-- WHAT THE TASK REQUIRES --
Look for "harvesters" in the listing below. Gather each line that contains it.

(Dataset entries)
/---
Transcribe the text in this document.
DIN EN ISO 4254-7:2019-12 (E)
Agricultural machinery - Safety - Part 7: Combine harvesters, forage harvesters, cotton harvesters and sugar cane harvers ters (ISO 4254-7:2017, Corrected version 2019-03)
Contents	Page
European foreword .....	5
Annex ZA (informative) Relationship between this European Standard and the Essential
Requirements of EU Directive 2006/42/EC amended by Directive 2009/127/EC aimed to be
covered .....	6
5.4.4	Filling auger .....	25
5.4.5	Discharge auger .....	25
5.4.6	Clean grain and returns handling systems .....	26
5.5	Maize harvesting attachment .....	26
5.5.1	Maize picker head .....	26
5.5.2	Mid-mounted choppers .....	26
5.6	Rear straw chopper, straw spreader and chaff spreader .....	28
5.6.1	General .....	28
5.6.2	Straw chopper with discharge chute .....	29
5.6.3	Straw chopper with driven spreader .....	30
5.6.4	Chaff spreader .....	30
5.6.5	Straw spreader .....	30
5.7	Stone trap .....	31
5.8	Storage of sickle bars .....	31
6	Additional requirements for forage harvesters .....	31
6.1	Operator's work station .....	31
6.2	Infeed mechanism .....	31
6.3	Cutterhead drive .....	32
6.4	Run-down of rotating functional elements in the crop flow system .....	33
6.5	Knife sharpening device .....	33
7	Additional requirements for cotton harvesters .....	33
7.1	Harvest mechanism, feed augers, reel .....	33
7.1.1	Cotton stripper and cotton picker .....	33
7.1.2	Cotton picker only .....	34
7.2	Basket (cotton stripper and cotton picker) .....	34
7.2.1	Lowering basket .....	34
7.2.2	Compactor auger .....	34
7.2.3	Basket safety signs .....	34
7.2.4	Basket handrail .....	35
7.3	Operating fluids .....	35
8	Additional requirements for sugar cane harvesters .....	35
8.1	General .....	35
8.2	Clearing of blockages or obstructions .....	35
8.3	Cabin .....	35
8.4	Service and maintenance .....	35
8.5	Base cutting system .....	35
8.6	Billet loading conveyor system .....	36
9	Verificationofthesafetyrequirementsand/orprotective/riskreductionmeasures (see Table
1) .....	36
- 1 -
\---
-- RESPONSE TO THE TASK --
Agricultural machinery - Safety - Part 7: Combine harvesters, forage harvesters, cotton harvesters and sugar cane harvers ters (ISO 4254-7:2017, Corrected version 2019-03)
6	Additional requirements for forage harvesters .....	31
7	Additional requirements for cotton harvesters .....	33
8	Additional requirements for sugar cane harvesters .....	35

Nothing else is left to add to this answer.